Task details.
Make an exact copy of the entries below with the pictures removed.

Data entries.
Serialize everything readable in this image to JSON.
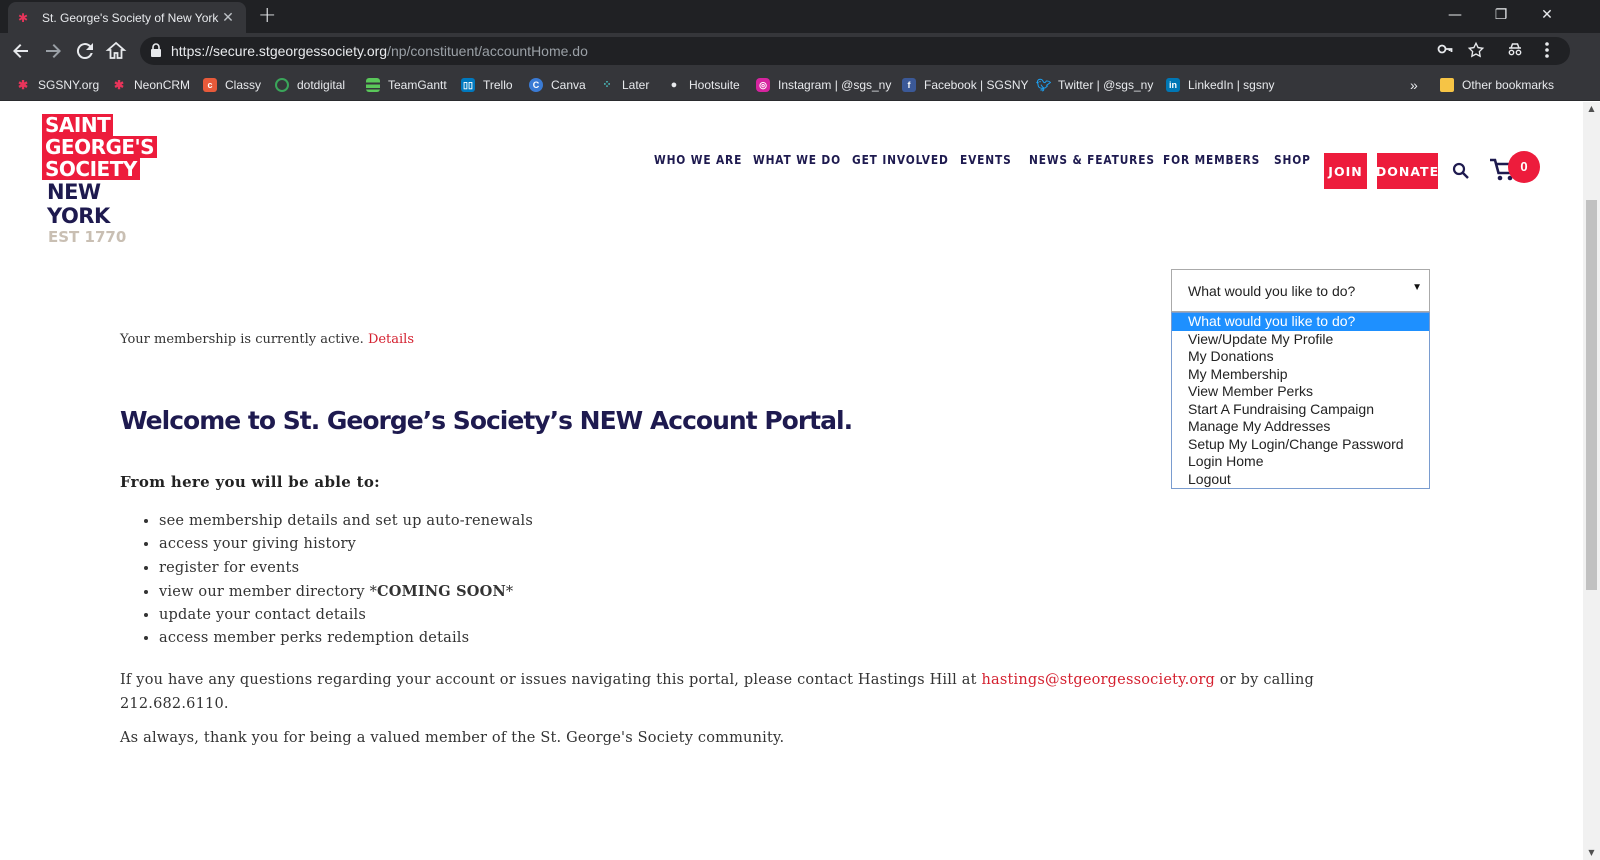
{
  "browser": {
    "tab_title": "St. George's Society of New York",
    "tab_close": "✕",
    "new_tab": "+",
    "url_host": "https://secure.stgeorgessociety.org",
    "url_path": "/np/constituent/accountHome.do",
    "window_controls": [
      "—",
      "❐",
      "✕"
    ]
  },
  "bookmarks": [
    {
      "label": "SGSNY.org",
      "icon": "sgsny-icon",
      "color": "#e8345a"
    },
    {
      "label": "NeonCRM",
      "icon": "neoncrm-icon",
      "color": "#e8345a"
    },
    {
      "label": "Classy",
      "icon": "classy-icon",
      "color": "#e85a3a"
    },
    {
      "label": "dotdigital",
      "icon": "dotdigital-icon",
      "color": "#3aa55a"
    },
    {
      "label": "TeamGantt",
      "icon": "teamgantt-icon",
      "color": "#5ac85a"
    },
    {
      "label": "Trello",
      "icon": "trello-icon",
      "color": "#0079bf"
    },
    {
      "label": "Canva",
      "icon": "canva-icon",
      "color": "#3a7bd5"
    },
    {
      "label": "Later",
      "icon": "later-icon",
      "color": "#4ac0c0"
    },
    {
      "label": "Hootsuite",
      "icon": "hootsuite-icon",
      "color": "#444444"
    },
    {
      "label": "Instagram | @sgs_ny",
      "icon": "instagram-icon",
      "color": "#d6249f"
    },
    {
      "label": "Facebook | SGSNY",
      "icon": "facebook-icon",
      "color": "#3b5998"
    },
    {
      "label": "Twitter | @sgs_ny",
      "icon": "twitter-icon",
      "color": "#1da1f2"
    },
    {
      "label": "LinkedIn | sgsny",
      "icon": "linkedin-icon",
      "color": "#0077b5"
    }
  ],
  "bookmarks_overflow": "»",
  "other_bookmarks": "Other bookmarks",
  "site": {
    "logo": {
      "line1": "SAINT",
      "line2": "GEORGE'S",
      "line3": "SOCIETY",
      "line4": "NEW YORK",
      "line5": "EST 1770"
    },
    "nav": [
      "WHO WE ARE",
      "WHAT WE DO",
      "GET INVOLVED",
      "EVENTS",
      "NEWS & FEATURES",
      "FOR MEMBERS",
      "SHOP"
    ],
    "join": "JOIN",
    "donate": "DONATE",
    "cart_count": "0",
    "accent": "#ed1c3c",
    "navy": "#1e1a4f"
  },
  "status": {
    "text": "Your membership is currently active.",
    "link": "Details"
  },
  "welcome": "Welcome to St. George’s Society’s NEW Account Portal.",
  "from_here": "From here you will be able to:",
  "bullets": {
    "b1": "see membership details and set up auto-renewals",
    "b2": "access your giving history",
    "b3": "register for events",
    "b4_pre": "view our member directory *",
    "b4_bold": "COMING SOON",
    "b4_post": "*",
    "b5": "update your contact details",
    "b6": "access member perks redemption details"
  },
  "contact": {
    "pre": "If you have any questions regarding your account or issues navigating this portal, please contact Hastings Hill at",
    "email": "hastings@stgeorgessociety.org",
    "post": "or by calling 212.682.6110."
  },
  "thanks": "As always, thank you for being a valued member of the St. George's Society community.",
  "dropdown": {
    "value": "What would you like to do?",
    "options": [
      "What would you like to do?",
      "View/Update My Profile",
      "My Donations",
      "My Membership",
      "View Member Perks",
      "Start A Fundraising Campaign",
      "Manage My Addresses",
      "Setup My Login/Change Password",
      "Login Home",
      "Logout"
    ]
  }
}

Solution to this problem.
Serialize everything readable in this image to JSON.
{
  "browser": {
    "tab_title": "St. George's Society of New York",
    "tab_close": "✕",
    "new_tab": "+",
    "url_host": "https://secure.stgeorgessociety.org",
    "url_path": "/np/constituent/accountHome.do",
    "window_controls": [
      "—",
      "❐",
      "✕"
    ]
  },
  "bookmarks": [
    {
      "label": "SGSNY.org",
      "icon": "sgsny-icon",
      "color": "#e8345a"
    },
    {
      "label": "NeonCRM",
      "icon": "neoncrm-icon",
      "color": "#e8345a"
    },
    {
      "label": "Classy",
      "icon": "classy-icon",
      "color": "#e85a3a"
    },
    {
      "label": "dotdigital",
      "icon": "dotdigital-icon",
      "color": "#3aa55a"
    },
    {
      "label": "TeamGantt",
      "icon": "teamgantt-icon",
      "color": "#5ac85a"
    },
    {
      "label": "Trello",
      "icon": "trello-icon",
      "color": "#0079bf"
    },
    {
      "label": "Canva",
      "icon": "canva-icon",
      "color": "#3a7bd5"
    },
    {
      "label": "Later",
      "icon": "later-icon",
      "color": "#4ac0c0"
    },
    {
      "label": "Hootsuite",
      "icon": "hootsuite-icon",
      "color": "#444444"
    },
    {
      "label": "Instagram | @sgs_ny",
      "icon": "instagram-icon",
      "color": "#d6249f"
    },
    {
      "label": "Facebook | SGSNY",
      "icon": "facebook-icon",
      "color": "#3b5998"
    },
    {
      "label": "Twitter | @sgs_ny",
      "icon": "twitter-icon",
      "color": "#1da1f2"
    },
    {
      "label": "LinkedIn | sgsny",
      "icon": "linkedin-icon",
      "color": "#0077b5"
    }
  ],
  "bookmarks_overflow": "»",
  "other_bookmarks": "Other bookmarks",
  "site": {
    "logo": {
      "line1": "SAINT",
      "line2": "GEORGE'S",
      "line3": "SOCIETY",
      "line4": "NEW YORK",
      "line5": "EST 1770"
    },
    "nav": [
      "WHO WE ARE",
      "WHAT WE DO",
      "GET INVOLVED",
      "EVENTS",
      "NEWS & FEATURES",
      "FOR MEMBERS",
      "SHOP"
    ],
    "join": "JOIN",
    "donate": "DONATE",
    "cart_count": "0",
    "accent": "#ed1c3c",
    "navy": "#1e1a4f"
  },
  "status": {
    "text": "Your membership is currently active.",
    "link": "Details"
  },
  "welcome": "Welcome to St. George’s Society’s NEW Account Portal.",
  "from_here": "From here you will be able to:",
  "bullets": {
    "b1": "see membership details and set up auto-renewals",
    "b2": "access your giving history",
    "b3": "register for events",
    "b4_pre": "view our member directory *",
    "b4_bold": "COMING SOON",
    "b4_post": "*",
    "b5": "update your contact details",
    "b6": "access member perks redemption details"
  },
  "contact": {
    "pre": "If you have any questions regarding your account or issues navigating this portal, please contact Hastings Hill at",
    "email": "hastings@stgeorgessociety.org",
    "post": "or by calling 212.682.6110."
  },
  "thanks": "As always, thank you for being a valued member of the St. George's Society community.",
  "dropdown": {
    "value": "What would you like to do?",
    "options": [
      "What would you like to do?",
      "View/Update My Profile",
      "My Donations",
      "My Membership",
      "View Member Perks",
      "Start A Fundraising Campaign",
      "Manage My Addresses",
      "Setup My Login/Change Password",
      "Login Home",
      "Logout"
    ]
  }
}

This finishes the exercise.